■ Objective
Copy every line in which the string "mixture" occurs.

■ Dataset
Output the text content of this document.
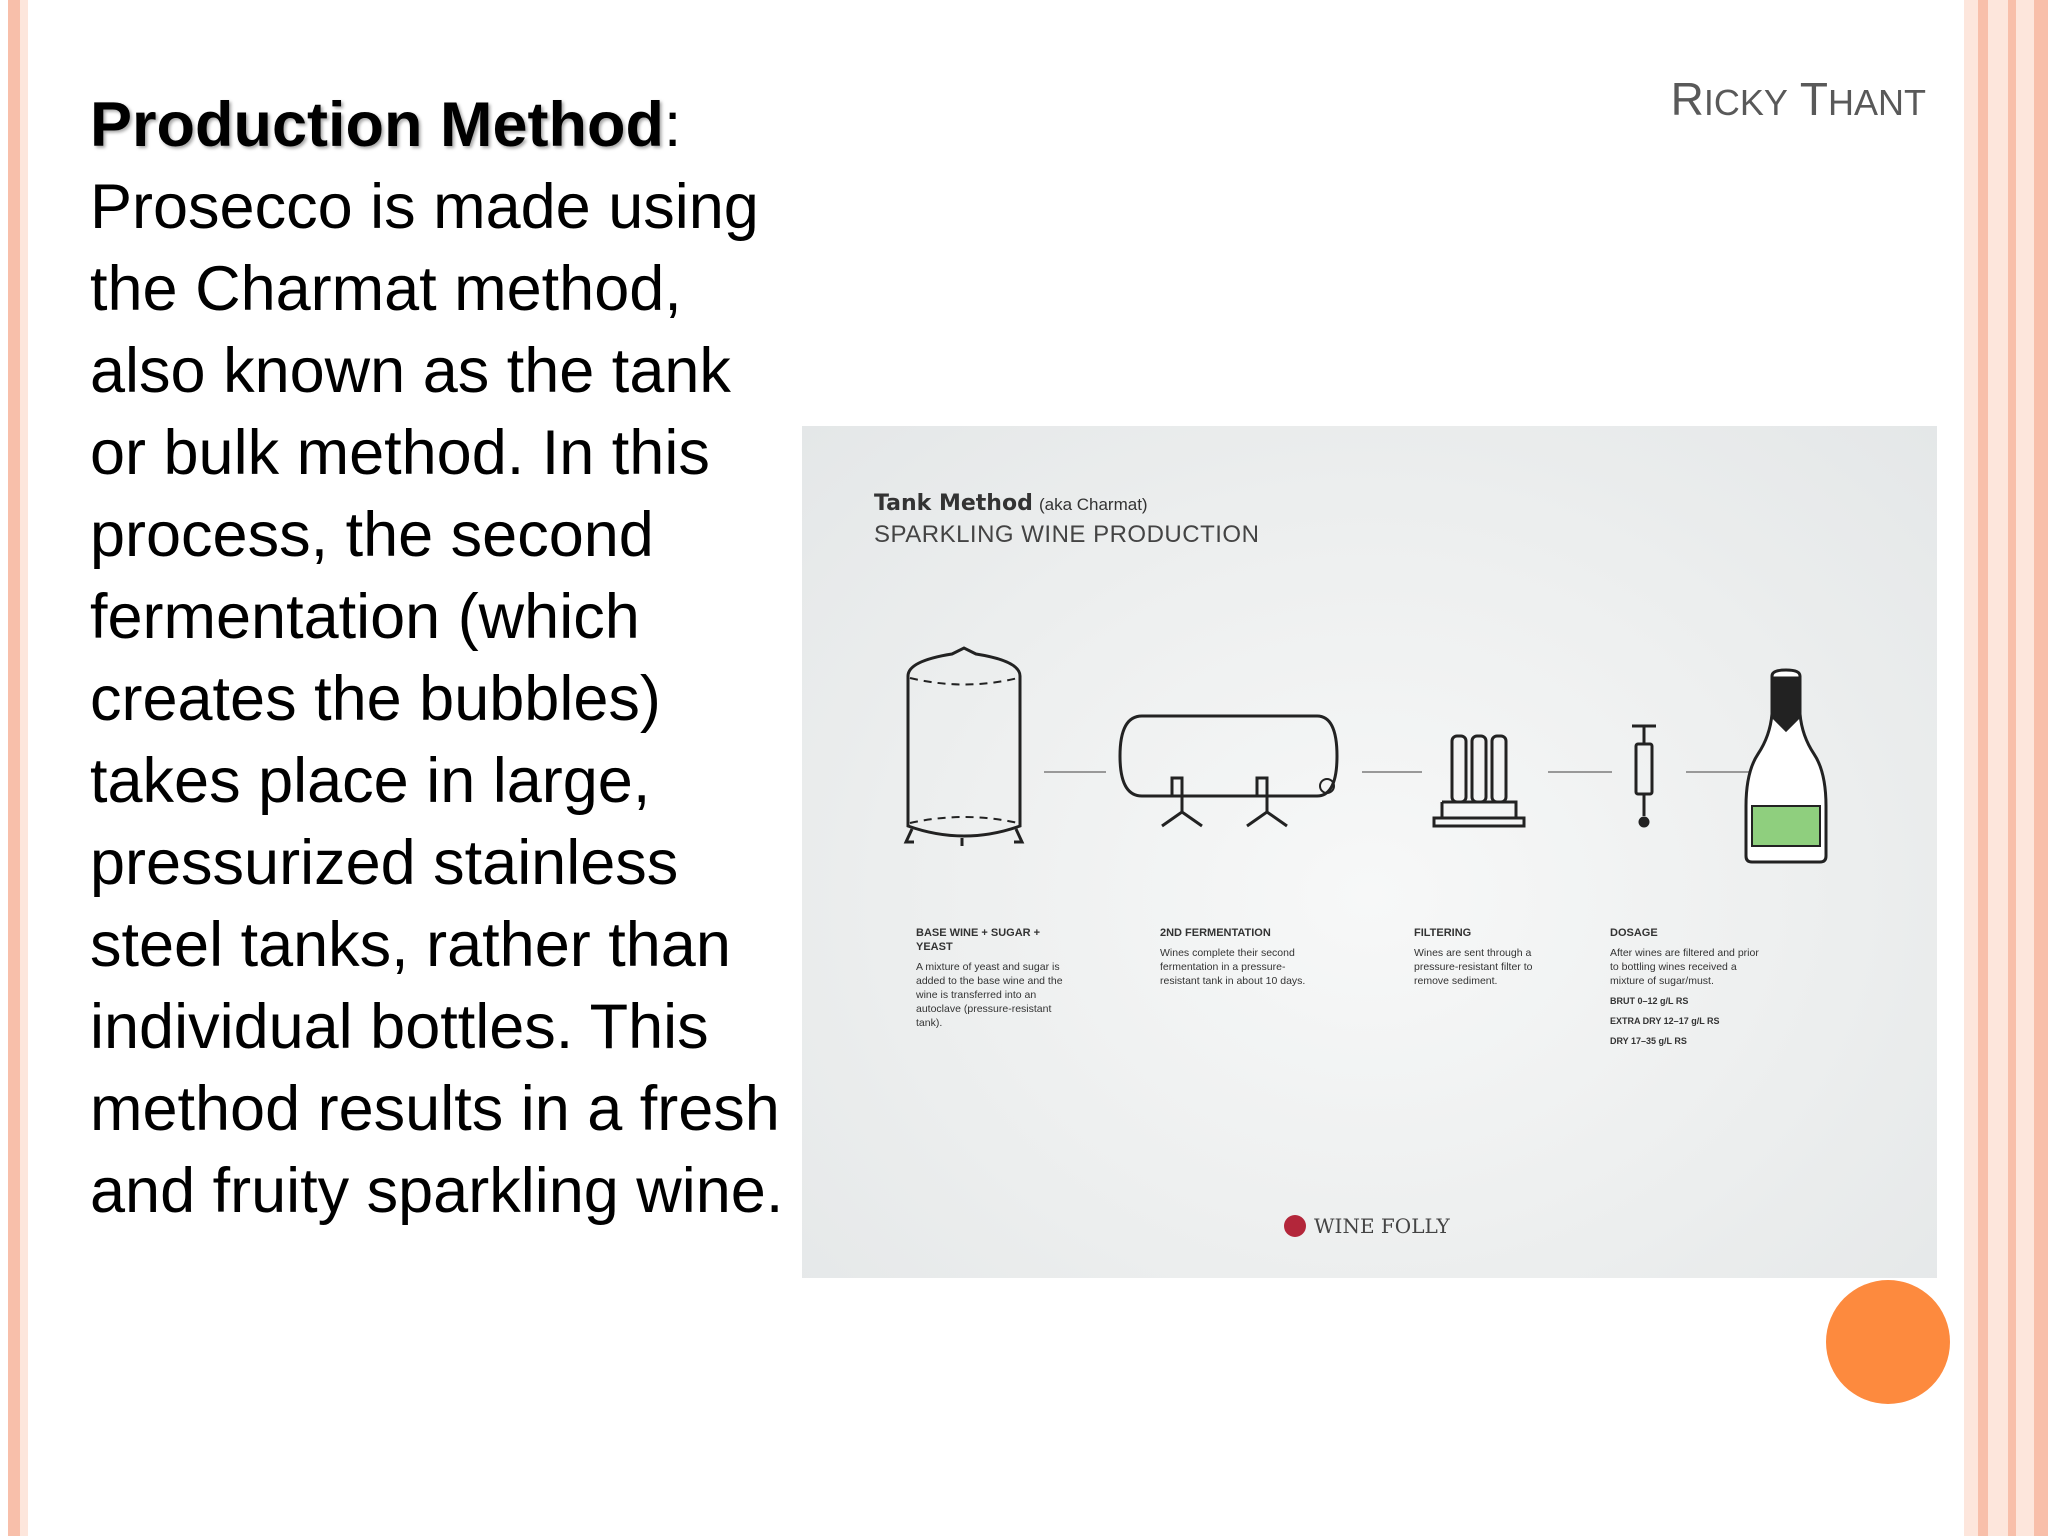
RICKY THANT
Production Method:
Prosecco is made using the Charmat method, also known as the tank or bulk method. In this process, the second fermentation (which creates the bubbles) takes place in large, pressurized stainless steel tanks, rather than individual bottles. This method results in a fresh and fruity sparkling wine.
Tank Method (aka Charmat)
SPARKLING WINE PRODUCTION
BASE WINE + SUGAR + YEAST
A mixture of yeast and sugar is added to the base wine and the wine is transferred into an autoclave (pressure-resistant tank).
2ND FERMENTATION
Wines complete their second fermentation in a pressure-resistant tank in about 10 days.
FILTERING
Wines are sent through a pressure-resistant filter to remove sediment.
DOSAGE
After wines are filtered and prior to bottling wines received a mixture of sugar/must.
BRUT 0–12 g/L RS
EXTRA DRY 12–17 g/L RS
DRY 17–35 g/L RS
WINE FOLLY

■ The completed task
A mixture of yeast and sugar is added to the base wine and the wine is transferred into an autoclave (pressure-resistant tank).
After wines are filtered and prior to bottling wines received a mixture of sugar/must.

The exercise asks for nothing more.